EXERCISE INPUT:
-- begin --
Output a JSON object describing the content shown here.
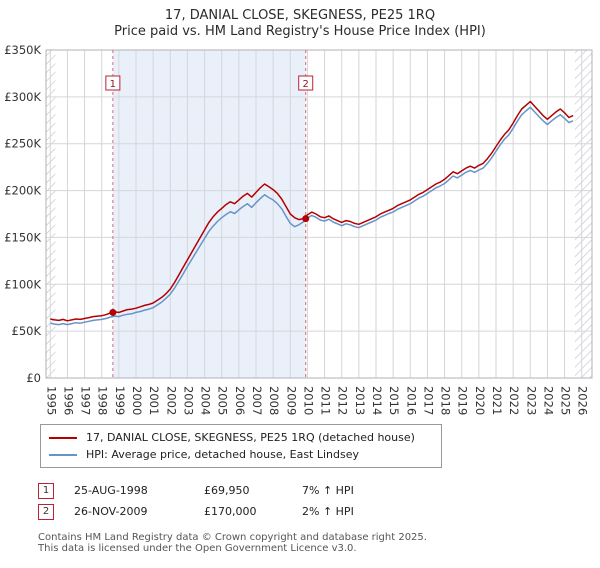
{
  "chart_data": {
    "type": "line",
    "title": "17, DANIAL CLOSE, SKEGNESS, PE25 1RQ",
    "subtitle": "Price paid vs. HM Land Registry's House Price Index (HPI)",
    "xlabel": "",
    "ylabel": "",
    "grid": true,
    "legend_position": "bottom",
    "xlim": [
      1994.75,
      2026.6
    ],
    "ylim": [
      0,
      350000
    ],
    "yticks": [
      0,
      50000,
      100000,
      150000,
      200000,
      250000,
      300000,
      350000
    ],
    "ytick_labels": [
      "£0",
      "£50K",
      "£100K",
      "£150K",
      "£200K",
      "£250K",
      "£300K",
      "£350K"
    ],
    "xticks": [
      1995,
      1996,
      1997,
      1998,
      1999,
      2000,
      2001,
      2002,
      2003,
      2004,
      2005,
      2006,
      2007,
      2008,
      2009,
      2010,
      2011,
      2012,
      2013,
      2014,
      2015,
      2016,
      2017,
      2018,
      2019,
      2020,
      2021,
      2022,
      2023,
      2024,
      2025,
      2026
    ],
    "x_start": 1995,
    "x_step": 0.25,
    "shaded_region": {
      "from": 1998.65,
      "to": 2009.9,
      "color": "#e9f0fa"
    },
    "hatch_regions": [
      [
        1994.75,
        1995.3
      ],
      [
        2025.6,
        2026.6
      ]
    ],
    "dashed_line_color": "#d4687a",
    "grid_color": "#d6d6da",
    "border_color": "#b0b0b6",
    "series": [
      {
        "name": "price-paid",
        "label": "17, DANIAL CLOSE, SKEGNESS, PE25 1RQ (detached house)",
        "color": "#b30000",
        "values": [
          63000,
          62000,
          61500,
          62500,
          61000,
          62000,
          63000,
          62500,
          63500,
          64500,
          65500,
          66000,
          66500,
          67500,
          69500,
          70500,
          70000,
          71500,
          73000,
          73500,
          74500,
          76000,
          77500,
          78500,
          80000,
          83000,
          86000,
          90000,
          95000,
          102000,
          110000,
          118000,
          126000,
          134000,
          142000,
          150000,
          158000,
          166000,
          172000,
          177000,
          181000,
          185000,
          188000,
          186000,
          190000,
          194000,
          197000,
          193000,
          198000,
          203000,
          207000,
          204000,
          201000,
          197000,
          191000,
          183000,
          175000,
          171000,
          169000,
          170000,
          174000,
          177000,
          175000,
          172000,
          171000,
          173000,
          170000,
          168000,
          166000,
          168000,
          167000,
          165000,
          164000,
          166000,
          168000,
          170000,
          172000,
          175000,
          177000,
          179000,
          181000,
          184000,
          186000,
          188000,
          190000,
          193000,
          196000,
          198000,
          201000,
          204000,
          207000,
          209000,
          212000,
          216000,
          220000,
          218000,
          221000,
          224000,
          226000,
          224000,
          227000,
          229000,
          234000,
          240000,
          247000,
          254000,
          260000,
          265000,
          272000,
          280000,
          287000,
          291000,
          295000,
          290000,
          285000,
          280000,
          276000,
          280000,
          284000,
          287000,
          283000,
          278000,
          280000
        ]
      },
      {
        "name": "hpi",
        "label": "HPI: Average price, detached house, East Lindsey",
        "color": "#6694c9",
        "values": [
          58500,
          57500,
          57000,
          58000,
          57000,
          58000,
          59000,
          58500,
          59500,
          60500,
          61500,
          62000,
          62500,
          63500,
          65000,
          66000,
          65500,
          67000,
          68000,
          68500,
          70000,
          71000,
          72500,
          73500,
          75000,
          78000,
          81000,
          85000,
          89500,
          96000,
          103500,
          111000,
          119000,
          126500,
          134000,
          141500,
          149000,
          156500,
          162000,
          167000,
          171000,
          174500,
          177500,
          175500,
          179500,
          183000,
          186000,
          182000,
          187000,
          191500,
          195500,
          192500,
          190000,
          186000,
          180500,
          172500,
          165000,
          161500,
          163500,
          166500,
          170500,
          173500,
          171500,
          168500,
          167500,
          169500,
          166500,
          164500,
          162500,
          164500,
          163500,
          161500,
          160500,
          162500,
          164500,
          166500,
          168500,
          171500,
          173500,
          175500,
          177000,
          180000,
          182000,
          184000,
          186000,
          189000,
          192000,
          194000,
          197000,
          200000,
          203000,
          205000,
          207500,
          211500,
          215500,
          213500,
          216500,
          219500,
          221500,
          219500,
          222000,
          224000,
          229000,
          235000,
          242000,
          249000,
          255000,
          259500,
          266500,
          274000,
          281000,
          285000,
          289000,
          284000,
          279000,
          274500,
          270500,
          274500,
          278000,
          281000,
          277000,
          272500,
          274500
        ]
      }
    ],
    "sale_markers": [
      {
        "num": "1",
        "x": 1998.65,
        "y": 69950
      },
      {
        "num": "2",
        "x": 2009.9,
        "y": 170000
      }
    ]
  },
  "annotations": [
    {
      "num": "1",
      "date": "25-AUG-1998",
      "price": "£69,950",
      "hpi": "7% ↑ HPI"
    },
    {
      "num": "2",
      "date": "26-NOV-2009",
      "price": "£170,000",
      "hpi": "2% ↑ HPI"
    }
  ],
  "footer": {
    "line1": "Contains HM Land Registry data © Crown copyright and database right 2025.",
    "line2": "This data is licensed under the Open Government Licence v3.0."
  }
}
-- end --
INSTRUCTIONS FOR THE TASK:
Without including the pictures, reproduce all entries exactly.

FINAL RESULT:
Output a JSON object describing the content shown here.
{
  "chart_data": {
    "type": "line",
    "title": "17, DANIAL CLOSE, SKEGNESS, PE25 1RQ",
    "subtitle": "Price paid vs. HM Land Registry's House Price Index (HPI)",
    "xlabel": "",
    "ylabel": "",
    "grid": true,
    "legend_position": "bottom",
    "xlim": [
      1994.75,
      2026.6
    ],
    "ylim": [
      0,
      350000
    ],
    "yticks": [
      0,
      50000,
      100000,
      150000,
      200000,
      250000,
      300000,
      350000
    ],
    "ytick_labels": [
      "£0",
      "£50K",
      "£100K",
      "£150K",
      "£200K",
      "£250K",
      "£300K",
      "£350K"
    ],
    "xticks": [
      1995,
      1996,
      1997,
      1998,
      1999,
      2000,
      2001,
      2002,
      2003,
      2004,
      2005,
      2006,
      2007,
      2008,
      2009,
      2010,
      2011,
      2012,
      2013,
      2014,
      2015,
      2016,
      2017,
      2018,
      2019,
      2020,
      2021,
      2022,
      2023,
      2024,
      2025,
      2026
    ],
    "x_start": 1995,
    "x_step": 0.25,
    "shaded_region": {
      "from": 1998.65,
      "to": 2009.9,
      "color": "#e9f0fa"
    },
    "hatch_regions": [
      [
        1994.75,
        1995.3
      ],
      [
        2025.6,
        2026.6
      ]
    ],
    "dashed_line_color": "#d4687a",
    "grid_color": "#d6d6da",
    "border_color": "#b0b0b6",
    "series": [
      {
        "name": "price-paid",
        "label": "17, DANIAL CLOSE, SKEGNESS, PE25 1RQ (detached house)",
        "color": "#b30000",
        "values": [
          63000,
          62000,
          61500,
          62500,
          61000,
          62000,
          63000,
          62500,
          63500,
          64500,
          65500,
          66000,
          66500,
          67500,
          69500,
          70500,
          70000,
          71500,
          73000,
          73500,
          74500,
          76000,
          77500,
          78500,
          80000,
          83000,
          86000,
          90000,
          95000,
          102000,
          110000,
          118000,
          126000,
          134000,
          142000,
          150000,
          158000,
          166000,
          172000,
          177000,
          181000,
          185000,
          188000,
          186000,
          190000,
          194000,
          197000,
          193000,
          198000,
          203000,
          207000,
          204000,
          201000,
          197000,
          191000,
          183000,
          175000,
          171000,
          169000,
          170000,
          174000,
          177000,
          175000,
          172000,
          171000,
          173000,
          170000,
          168000,
          166000,
          168000,
          167000,
          165000,
          164000,
          166000,
          168000,
          170000,
          172000,
          175000,
          177000,
          179000,
          181000,
          184000,
          186000,
          188000,
          190000,
          193000,
          196000,
          198000,
          201000,
          204000,
          207000,
          209000,
          212000,
          216000,
          220000,
          218000,
          221000,
          224000,
          226000,
          224000,
          227000,
          229000,
          234000,
          240000,
          247000,
          254000,
          260000,
          265000,
          272000,
          280000,
          287000,
          291000,
          295000,
          290000,
          285000,
          280000,
          276000,
          280000,
          284000,
          287000,
          283000,
          278000,
          280000
        ]
      },
      {
        "name": "hpi",
        "label": "HPI: Average price, detached house, East Lindsey",
        "color": "#6694c9",
        "values": [
          58500,
          57500,
          57000,
          58000,
          57000,
          58000,
          59000,
          58500,
          59500,
          60500,
          61500,
          62000,
          62500,
          63500,
          65000,
          66000,
          65500,
          67000,
          68000,
          68500,
          70000,
          71000,
          72500,
          73500,
          75000,
          78000,
          81000,
          85000,
          89500,
          96000,
          103500,
          111000,
          119000,
          126500,
          134000,
          141500,
          149000,
          156500,
          162000,
          167000,
          171000,
          174500,
          177500,
          175500,
          179500,
          183000,
          186000,
          182000,
          187000,
          191500,
          195500,
          192500,
          190000,
          186000,
          180500,
          172500,
          165000,
          161500,
          163500,
          166500,
          170500,
          173500,
          171500,
          168500,
          167500,
          169500,
          166500,
          164500,
          162500,
          164500,
          163500,
          161500,
          160500,
          162500,
          164500,
          166500,
          168500,
          171500,
          173500,
          175500,
          177000,
          180000,
          182000,
          184000,
          186000,
          189000,
          192000,
          194000,
          197000,
          200000,
          203000,
          205000,
          207500,
          211500,
          215500,
          213500,
          216500,
          219500,
          221500,
          219500,
          222000,
          224000,
          229000,
          235000,
          242000,
          249000,
          255000,
          259500,
          266500,
          274000,
          281000,
          285000,
          289000,
          284000,
          279000,
          274500,
          270500,
          274500,
          278000,
          281000,
          277000,
          272500,
          274500
        ]
      }
    ],
    "sale_markers": [
      {
        "num": "1",
        "x": 1998.65,
        "y": 69950
      },
      {
        "num": "2",
        "x": 2009.9,
        "y": 170000
      }
    ]
  },
  "annotations": [
    {
      "num": "1",
      "date": "25-AUG-1998",
      "price": "£69,950",
      "hpi": "7% ↑ HPI"
    },
    {
      "num": "2",
      "date": "26-NOV-2009",
      "price": "£170,000",
      "hpi": "2% ↑ HPI"
    }
  ],
  "footer": {
    "line1": "Contains HM Land Registry data © Crown copyright and database right 2025.",
    "line2": "This data is licensed under the Open Government Licence v3.0."
  }
}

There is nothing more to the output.